*Records to process:*
########################################
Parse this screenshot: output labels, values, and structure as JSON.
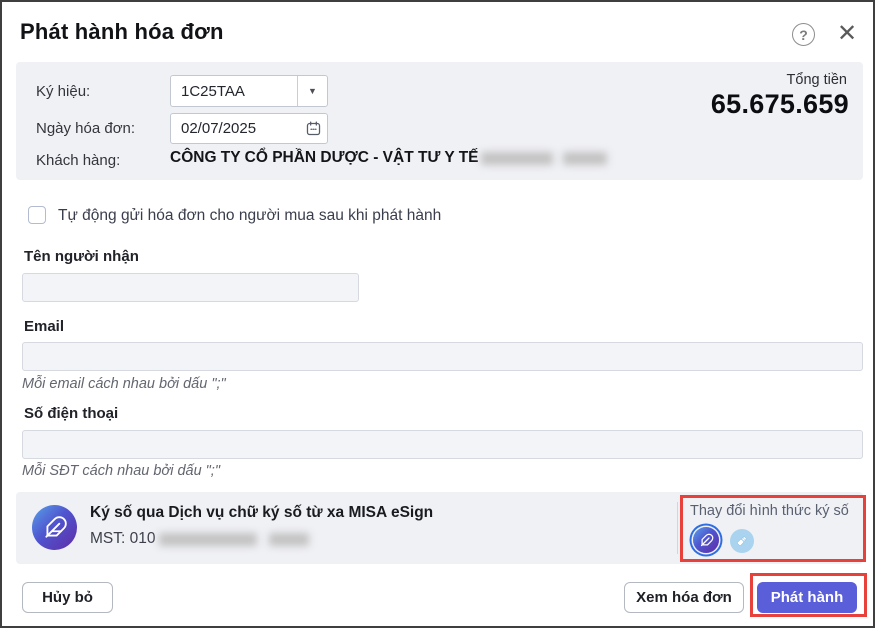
{
  "dialog": {
    "title": "Phát hành hóa đơn",
    "header": {
      "serial_label": "Ký hiệu:",
      "serial_value": "1C25TAA",
      "date_label": "Ngày hóa đơn:",
      "date_value": "02/07/2025",
      "customer_label": "Khách hàng:",
      "customer_value": "CÔNG TY CỔ PHẦN DƯỢC - VẬT TƯ Y TẾ",
      "total_label": "Tổng tiền",
      "total_value": "65.675.659"
    },
    "auto_send_checkbox_label": "Tự động gửi hóa đơn cho người mua sau khi phát hành",
    "recipient": {
      "label": "Tên người nhận",
      "value": ""
    },
    "email": {
      "label": "Email",
      "value": "",
      "hint": "Mỗi email cách nhau bởi dấu \";\""
    },
    "phone": {
      "label": "Số điện thoại",
      "value": "",
      "hint": "Mỗi SĐT cách nhau bởi dấu \";\""
    },
    "esign": {
      "title": "Ký số qua Dịch vụ chữ ký số từ xa MISA eSign",
      "mst_prefix": "MST: 010",
      "change_method_label": "Thay đổi hình thức ký số"
    },
    "buttons": {
      "cancel": "Hủy bỏ",
      "preview": "Xem hóa đơn",
      "publish": "Phát hành"
    }
  },
  "icons": {
    "help": "?",
    "close": "✕",
    "dropdown_caret": "▼"
  },
  "colors": {
    "accent": "#5a5ed8",
    "annotation": "#e8413c",
    "panel": "#f0f1f5"
  }
}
########################################
*Description of the task:*
Restate the full listing verbatim and drop every picture.

*Solution below:*
Parse this screenshot: output labels, values, and structure as JSON.
{
  "dialog": {
    "title": "Phát hành hóa đơn",
    "header": {
      "serial_label": "Ký hiệu:",
      "serial_value": "1C25TAA",
      "date_label": "Ngày hóa đơn:",
      "date_value": "02/07/2025",
      "customer_label": "Khách hàng:",
      "customer_value": "CÔNG TY CỔ PHẦN DƯỢC - VẬT TƯ Y TẾ",
      "total_label": "Tổng tiền",
      "total_value": "65.675.659"
    },
    "auto_send_checkbox_label": "Tự động gửi hóa đơn cho người mua sau khi phát hành",
    "recipient": {
      "label": "Tên người nhận",
      "value": ""
    },
    "email": {
      "label": "Email",
      "value": "",
      "hint": "Mỗi email cách nhau bởi dấu \";\""
    },
    "phone": {
      "label": "Số điện thoại",
      "value": "",
      "hint": "Mỗi SĐT cách nhau bởi dấu \";\""
    },
    "esign": {
      "title": "Ký số qua Dịch vụ chữ ký số từ xa MISA eSign",
      "mst_prefix": "MST: 010",
      "change_method_label": "Thay đổi hình thức ký số"
    },
    "buttons": {
      "cancel": "Hủy bỏ",
      "preview": "Xem hóa đơn",
      "publish": "Phát hành"
    }
  },
  "icons": {
    "help": "?",
    "close": "✕",
    "dropdown_caret": "▼"
  },
  "colors": {
    "accent": "#5a5ed8",
    "annotation": "#e8413c",
    "panel": "#f0f1f5"
  }
}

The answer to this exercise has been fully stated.